:: Records provided ::
— START —
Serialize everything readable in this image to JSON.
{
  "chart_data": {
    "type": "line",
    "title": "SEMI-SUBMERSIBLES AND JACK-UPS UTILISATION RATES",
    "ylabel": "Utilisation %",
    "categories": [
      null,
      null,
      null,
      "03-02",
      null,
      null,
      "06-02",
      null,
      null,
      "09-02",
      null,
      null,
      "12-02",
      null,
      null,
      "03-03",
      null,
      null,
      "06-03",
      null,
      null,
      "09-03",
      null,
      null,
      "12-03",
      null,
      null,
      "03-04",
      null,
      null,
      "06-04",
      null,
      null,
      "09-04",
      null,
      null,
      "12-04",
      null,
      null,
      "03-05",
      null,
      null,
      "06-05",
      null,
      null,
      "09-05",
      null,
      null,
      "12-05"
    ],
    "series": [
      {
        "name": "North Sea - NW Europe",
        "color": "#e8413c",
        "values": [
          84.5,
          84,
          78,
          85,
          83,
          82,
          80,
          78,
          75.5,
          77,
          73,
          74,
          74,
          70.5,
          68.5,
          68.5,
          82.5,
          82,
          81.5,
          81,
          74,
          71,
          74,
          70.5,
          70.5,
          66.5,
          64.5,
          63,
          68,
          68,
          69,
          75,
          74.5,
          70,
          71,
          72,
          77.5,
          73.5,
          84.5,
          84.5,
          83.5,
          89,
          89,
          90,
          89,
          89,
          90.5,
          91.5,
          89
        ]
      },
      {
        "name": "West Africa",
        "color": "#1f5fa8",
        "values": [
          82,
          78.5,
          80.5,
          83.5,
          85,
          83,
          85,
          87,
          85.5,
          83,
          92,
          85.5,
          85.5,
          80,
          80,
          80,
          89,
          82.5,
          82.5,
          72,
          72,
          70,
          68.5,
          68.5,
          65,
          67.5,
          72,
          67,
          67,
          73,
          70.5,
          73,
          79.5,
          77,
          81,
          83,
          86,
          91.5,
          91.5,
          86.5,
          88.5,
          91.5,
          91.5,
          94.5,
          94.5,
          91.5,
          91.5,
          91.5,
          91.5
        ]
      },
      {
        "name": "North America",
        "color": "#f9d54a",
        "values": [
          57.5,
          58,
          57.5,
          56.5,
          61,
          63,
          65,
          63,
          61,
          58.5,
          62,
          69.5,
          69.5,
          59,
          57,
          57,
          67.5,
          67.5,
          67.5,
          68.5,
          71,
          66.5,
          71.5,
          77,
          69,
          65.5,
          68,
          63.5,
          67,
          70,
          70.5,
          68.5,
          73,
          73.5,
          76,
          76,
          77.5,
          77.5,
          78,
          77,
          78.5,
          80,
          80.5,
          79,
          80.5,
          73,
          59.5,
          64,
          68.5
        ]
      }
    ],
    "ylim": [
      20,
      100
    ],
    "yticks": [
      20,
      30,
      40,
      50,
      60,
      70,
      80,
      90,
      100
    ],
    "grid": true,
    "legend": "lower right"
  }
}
— END —
:: Aim ::
Repeat the records above exactly, from the first line to the last.

:: Worked answer ::
Serialize everything readable in this image to JSON.
{
  "chart_data": {
    "type": "line",
    "title": "SEMI-SUBMERSIBLES AND JACK-UPS UTILISATION RATES",
    "ylabel": "Utilisation %",
    "categories": [
      null,
      null,
      null,
      "03-02",
      null,
      null,
      "06-02",
      null,
      null,
      "09-02",
      null,
      null,
      "12-02",
      null,
      null,
      "03-03",
      null,
      null,
      "06-03",
      null,
      null,
      "09-03",
      null,
      null,
      "12-03",
      null,
      null,
      "03-04",
      null,
      null,
      "06-04",
      null,
      null,
      "09-04",
      null,
      null,
      "12-04",
      null,
      null,
      "03-05",
      null,
      null,
      "06-05",
      null,
      null,
      "09-05",
      null,
      null,
      "12-05"
    ],
    "series": [
      {
        "name": "North Sea - NW Europe",
        "color": "#e8413c",
        "values": [
          84.5,
          84,
          78,
          85,
          83,
          82,
          80,
          78,
          75.5,
          77,
          73,
          74,
          74,
          70.5,
          68.5,
          68.5,
          82.5,
          82,
          81.5,
          81,
          74,
          71,
          74,
          70.5,
          70.5,
          66.5,
          64.5,
          63,
          68,
          68,
          69,
          75,
          74.5,
          70,
          71,
          72,
          77.5,
          73.5,
          84.5,
          84.5,
          83.5,
          89,
          89,
          90,
          89,
          89,
          90.5,
          91.5,
          89
        ]
      },
      {
        "name": "West Africa",
        "color": "#1f5fa8",
        "values": [
          82,
          78.5,
          80.5,
          83.5,
          85,
          83,
          85,
          87,
          85.5,
          83,
          92,
          85.5,
          85.5,
          80,
          80,
          80,
          89,
          82.5,
          82.5,
          72,
          72,
          70,
          68.5,
          68.5,
          65,
          67.5,
          72,
          67,
          67,
          73,
          70.5,
          73,
          79.5,
          77,
          81,
          83,
          86,
          91.5,
          91.5,
          86.5,
          88.5,
          91.5,
          91.5,
          94.5,
          94.5,
          91.5,
          91.5,
          91.5,
          91.5
        ]
      },
      {
        "name": "North America",
        "color": "#f9d54a",
        "values": [
          57.5,
          58,
          57.5,
          56.5,
          61,
          63,
          65,
          63,
          61,
          58.5,
          62,
          69.5,
          69.5,
          59,
          57,
          57,
          67.5,
          67.5,
          67.5,
          68.5,
          71,
          66.5,
          71.5,
          77,
          69,
          65.5,
          68,
          63.5,
          67,
          70,
          70.5,
          68.5,
          73,
          73.5,
          76,
          76,
          77.5,
          77.5,
          78,
          77,
          78.5,
          80,
          80.5,
          79,
          80.5,
          73,
          59.5,
          64,
          68.5
        ]
      }
    ],
    "ylim": [
      20,
      100
    ],
    "yticks": [
      20,
      30,
      40,
      50,
      60,
      70,
      80,
      90,
      100
    ],
    "grid": true,
    "legend": "lower right"
  }
}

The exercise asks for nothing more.